→ Exercise directions
Search the listing below for the word "РАЗМЕРЫ" and copy each line that holds it.

→ Supplied data

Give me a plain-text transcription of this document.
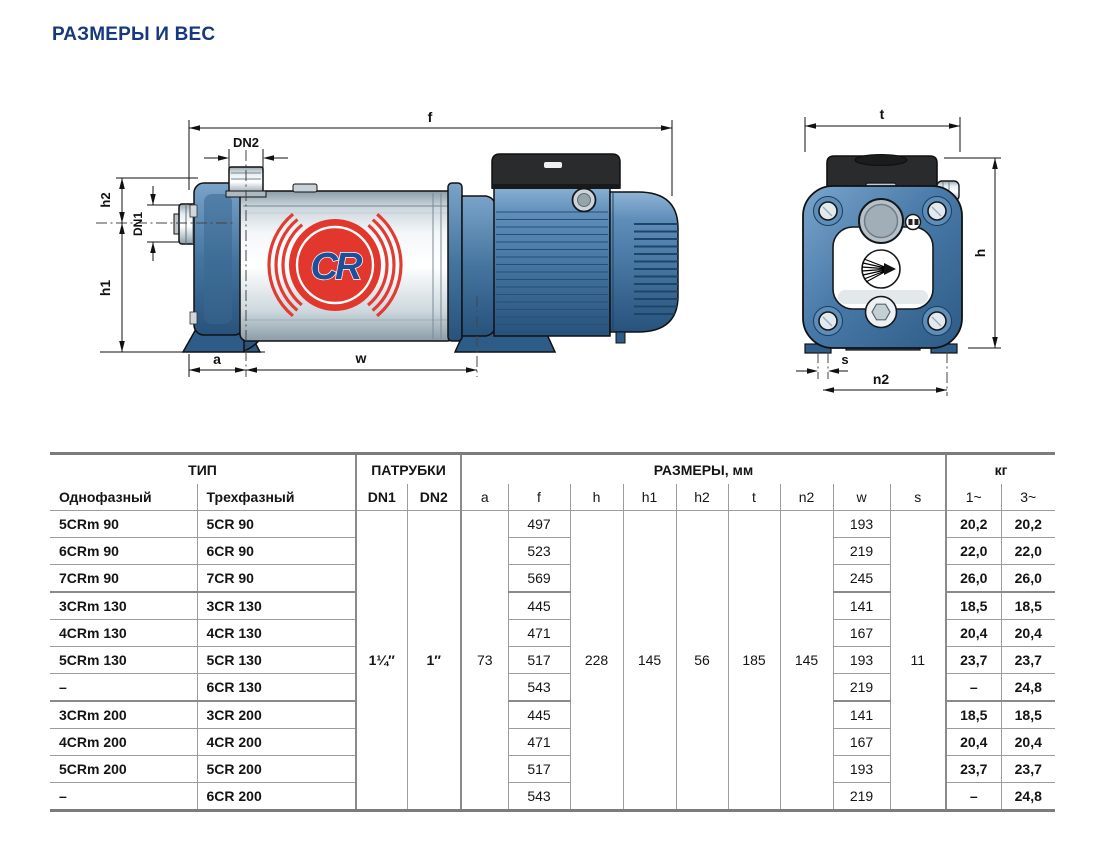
РАЗМЕРЫ И ВЕС
CR
f
DN2
h2
DN1
h1
a	w
t
h
s
n2
ТИП		ПАТРУБКИ		РАЗМЕРЫ, мм									кг	
Однофазный	Трехфазный	DN1	DN2	a	f	h	h1	h2	t	n2	w	s	1~	3~
5CRm 90	5CR 90	1¼″	1″	73	497	228	145	56	185	145	193	11	20,2	20,2
6CRm 90	6CR 90				523						219		22,0	22,0
7CRm 90	7CR 90				569						245		26,0	26,0
3CRm 130	3CR 130				445						141		18,5	18,5
4CRm 130	4CR 130				471						167		20,4	20,4
5CRm 130	5CR 130				517						193		23,7	23,7
–	6CR 130				543						219		–	24,8
3CRm 200	3CR 200				445						141		18,5	18,5
4CRm 200	4CR 200				471						167		20,4	20,4
5CRm 200	5CR 200				517						193		23,7	23,7
–	6CR 200				543						219		–	24,8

→ Solution below
РАЗМЕРЫ И ВЕС
ТИП		ПАТРУБКИ		РАЗМЕРЫ, мм									кг	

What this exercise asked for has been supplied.